▸ What is asked
Restate the full listing word for word and leave the pictures out.

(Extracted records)
--- START ---
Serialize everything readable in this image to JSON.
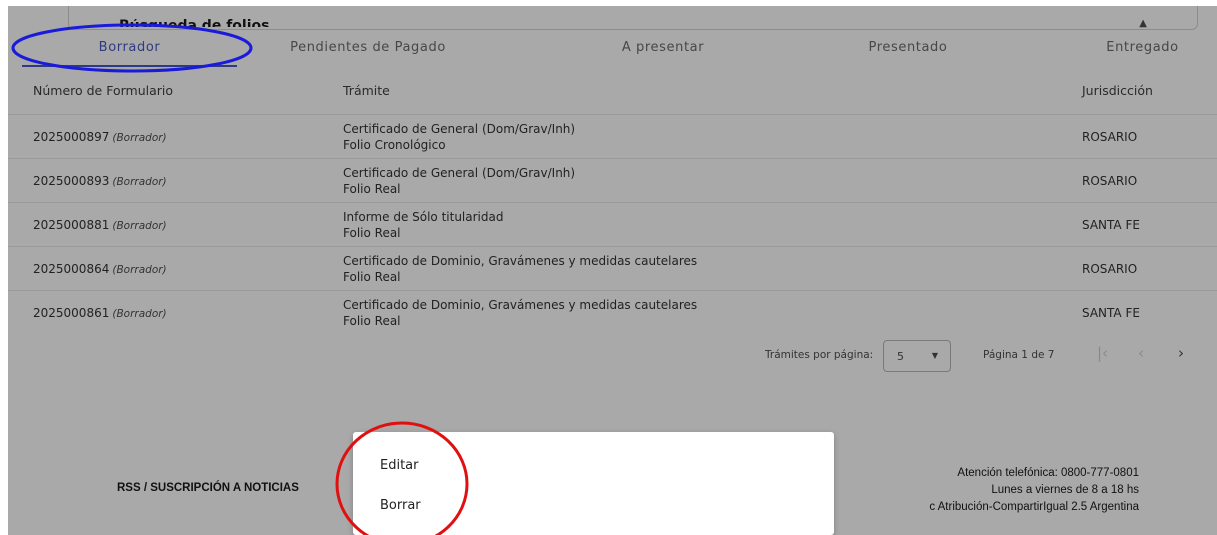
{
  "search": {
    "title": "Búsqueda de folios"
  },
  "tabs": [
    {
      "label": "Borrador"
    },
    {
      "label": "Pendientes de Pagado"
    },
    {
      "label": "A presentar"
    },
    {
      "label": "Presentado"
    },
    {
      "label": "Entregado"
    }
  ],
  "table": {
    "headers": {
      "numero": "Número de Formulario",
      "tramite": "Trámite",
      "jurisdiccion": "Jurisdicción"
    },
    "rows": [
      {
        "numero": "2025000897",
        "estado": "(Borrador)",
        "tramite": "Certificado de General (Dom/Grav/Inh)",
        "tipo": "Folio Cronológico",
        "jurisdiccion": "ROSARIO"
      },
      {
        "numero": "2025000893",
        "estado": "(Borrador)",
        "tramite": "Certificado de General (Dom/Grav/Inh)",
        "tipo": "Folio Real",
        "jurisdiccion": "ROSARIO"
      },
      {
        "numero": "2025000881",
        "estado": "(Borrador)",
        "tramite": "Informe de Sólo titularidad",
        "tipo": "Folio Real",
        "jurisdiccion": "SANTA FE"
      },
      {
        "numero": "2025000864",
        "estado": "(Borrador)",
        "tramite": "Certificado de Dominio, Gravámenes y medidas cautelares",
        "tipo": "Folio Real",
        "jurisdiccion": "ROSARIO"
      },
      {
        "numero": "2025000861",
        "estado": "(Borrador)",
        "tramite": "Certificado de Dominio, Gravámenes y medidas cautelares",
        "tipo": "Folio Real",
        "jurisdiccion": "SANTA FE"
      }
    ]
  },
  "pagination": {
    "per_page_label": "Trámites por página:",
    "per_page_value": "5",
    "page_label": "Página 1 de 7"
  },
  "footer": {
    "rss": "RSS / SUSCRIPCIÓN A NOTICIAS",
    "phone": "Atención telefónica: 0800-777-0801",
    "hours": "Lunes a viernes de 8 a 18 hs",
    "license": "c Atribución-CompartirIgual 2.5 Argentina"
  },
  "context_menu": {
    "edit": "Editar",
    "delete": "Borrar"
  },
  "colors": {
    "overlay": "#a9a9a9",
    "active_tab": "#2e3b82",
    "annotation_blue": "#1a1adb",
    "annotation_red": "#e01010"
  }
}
--- END ---
▸ Result
Serialize everything readable in this image to JSON.
{
  "search": {
    "title": "Búsqueda de folios"
  },
  "tabs": [
    {
      "label": "Borrador"
    },
    {
      "label": "Pendientes de Pagado"
    },
    {
      "label": "A presentar"
    },
    {
      "label": "Presentado"
    },
    {
      "label": "Entregado"
    }
  ],
  "table": {
    "headers": {
      "numero": "Número de Formulario",
      "tramite": "Trámite",
      "jurisdiccion": "Jurisdicción"
    },
    "rows": [
      {
        "numero": "2025000897",
        "estado": "(Borrador)",
        "tramite": "Certificado de General (Dom/Grav/Inh)",
        "tipo": "Folio Cronológico",
        "jurisdiccion": "ROSARIO"
      },
      {
        "numero": "2025000893",
        "estado": "(Borrador)",
        "tramite": "Certificado de General (Dom/Grav/Inh)",
        "tipo": "Folio Real",
        "jurisdiccion": "ROSARIO"
      },
      {
        "numero": "2025000881",
        "estado": "(Borrador)",
        "tramite": "Informe de Sólo titularidad",
        "tipo": "Folio Real",
        "jurisdiccion": "SANTA FE"
      },
      {
        "numero": "2025000864",
        "estado": "(Borrador)",
        "tramite": "Certificado de Dominio, Gravámenes y medidas cautelares",
        "tipo": "Folio Real",
        "jurisdiccion": "ROSARIO"
      },
      {
        "numero": "2025000861",
        "estado": "(Borrador)",
        "tramite": "Certificado de Dominio, Gravámenes y medidas cautelares",
        "tipo": "Folio Real",
        "jurisdiccion": "SANTA FE"
      }
    ]
  },
  "pagination": {
    "per_page_label": "Trámites por página:",
    "per_page_value": "5",
    "page_label": "Página 1 de 7"
  },
  "footer": {
    "rss": "RSS / SUSCRIPCIÓN A NOTICIAS",
    "phone": "Atención telefónica: 0800-777-0801",
    "hours": "Lunes a viernes de 8 a 18 hs",
    "license": "c Atribución-CompartirIgual 2.5 Argentina"
  },
  "context_menu": {
    "edit": "Editar",
    "delete": "Borrar"
  },
  "colors": {
    "overlay": "#a9a9a9",
    "active_tab": "#2e3b82",
    "annotation_blue": "#1a1adb",
    "annotation_red": "#e01010"
  }
}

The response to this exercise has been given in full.